** START OF Records **

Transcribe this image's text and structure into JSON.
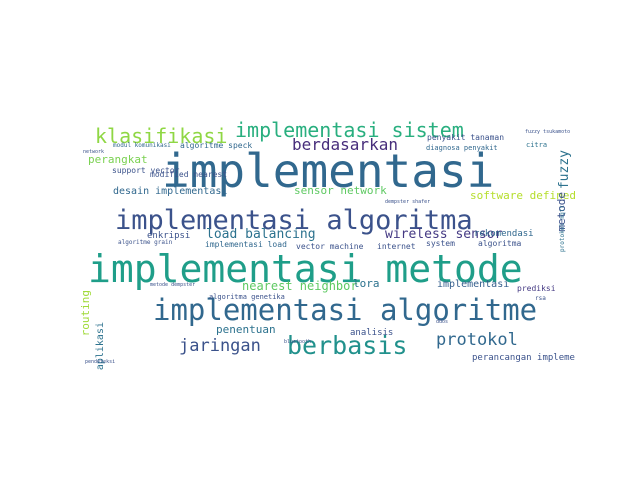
{
  "wordcloud": {
    "words": {
      "implementasi": "implementasi",
      "implementasi_metode": "implementasi metode",
      "implementasi_algoritma": "implementasi algoritma",
      "implementasi_algoritme": "implementasi algoritme",
      "berbasis": "berbasis",
      "klasifikasi": "klasifikasi",
      "implementasi_sistem": "implementasi sistem",
      "berdasarkan": "berdasarkan",
      "jaringan": "jaringan",
      "protokol": "protokol",
      "load_balancing": "load balancing",
      "wireless_sensor": "wireless sensor",
      "nearest_neighbor": "nearest neighbor",
      "software_defined": "software defined",
      "sensor_network": "sensor network",
      "fuzzy": "fuzzy",
      "metode": "metode",
      "perangkat": "perangkat",
      "desain_implementasi": "desain implementasi",
      "penentuan": "penentuan",
      "lora": "lora",
      "implementasi_sm": "implementasi",
      "perancangan_implementasi": "perancangan implementasi",
      "routing": "routing",
      "aplikasi": "aplikasi",
      "rekomendasi": "rekomendasi",
      "analisis": "analisis",
      "prediksi": "prediksi",
      "support_vector": "support vector",
      "modul_komunikasi": "modul komunikasi",
      "algoritme_speck": "algoritme speck",
      "penyakit_tanaman": "penyakit tanaman",
      "diagnosa_penyakit": "diagnosa penyakit",
      "modified_nearest": "modified nearest",
      "enkripsi": "enkripsi",
      "algoritme_grain": "algoritme grain",
      "implementasi_load": "implementasi load",
      "vector_machine": "vector machine",
      "internet": "internet",
      "system": "system",
      "algoritma_sm": "algoritma",
      "algoritma_genetika": "algoritma genetika",
      "metode_dempster": "metode dempster",
      "citra": "citra",
      "fuzzy_tsukamoto": "fuzzy tsukamoto",
      "protokol_mqtt": "protokol mqtt",
      "rsa": "rsa",
      "pendeteksi": "pendeteksi",
      "network": "network",
      "dempster_shafer": "dempster shafer",
      "bluetooth": "bluetooth",
      "ddos": "ddos"
    }
  }
}
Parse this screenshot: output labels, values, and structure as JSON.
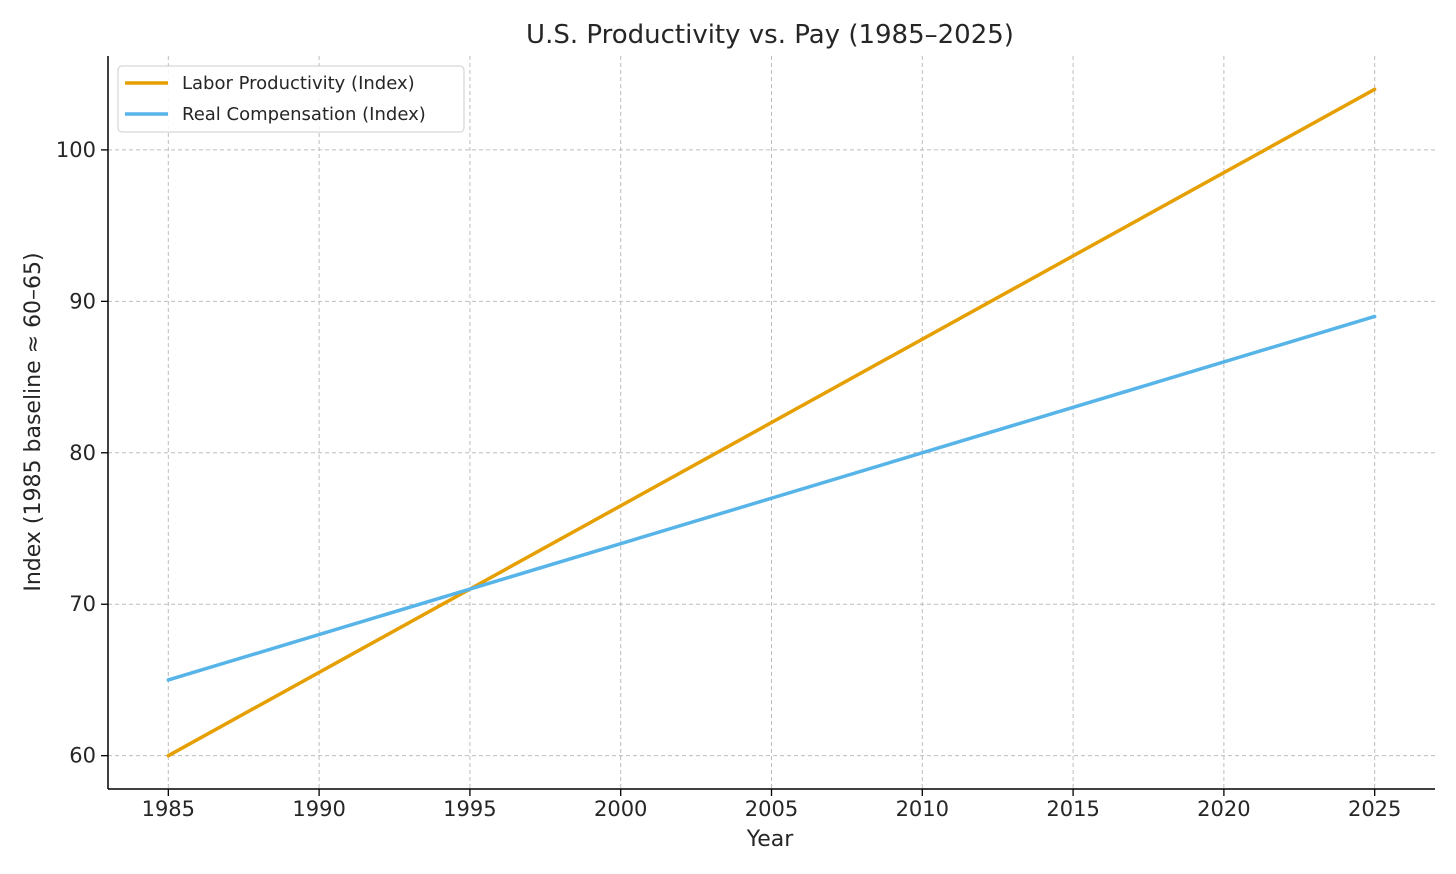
{
  "chart_data": {
    "type": "line",
    "title": "U.S. Productivity vs. Pay (1985–2025)",
    "xlabel": "Year",
    "ylabel": "Index (1985 baseline ≈ 60–65)",
    "x": [
      1985,
      2025
    ],
    "xlim": [
      1983,
      2027
    ],
    "ylim": [
      57.8,
      106.2
    ],
    "xticks": [
      "1985",
      "1990",
      "1995",
      "2000",
      "2005",
      "2010",
      "2015",
      "2020",
      "2025"
    ],
    "yticks": [
      "60",
      "70",
      "80",
      "90",
      "100"
    ],
    "grid": true,
    "legend_position": "top-left",
    "series": [
      {
        "name": "Labor Productivity (Index)",
        "color": "#E69F00",
        "values": [
          60,
          104
        ]
      },
      {
        "name": "Real Compensation (Index)",
        "color": "#56B4E9",
        "values": [
          65,
          89
        ]
      }
    ]
  }
}
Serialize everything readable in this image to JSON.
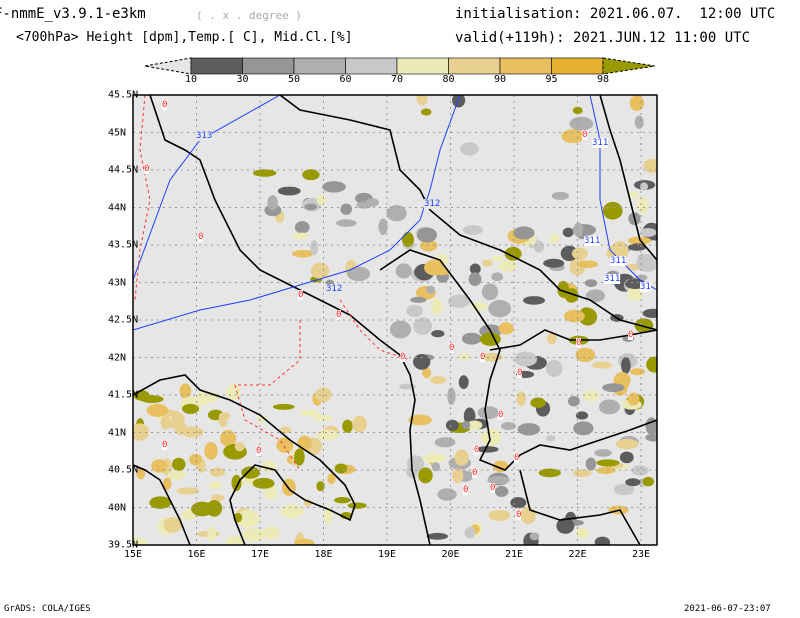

** END OF Records **

§ **To be done**:
Search the entries for the string "JSON" and collect each line that has it.

§ **Solution to this problem**:
Transcribe this image's text and structure into JSON.
Parse this screenshot: output labels, values, and structure as JSON.
Serialize everything readable in this image to JSON.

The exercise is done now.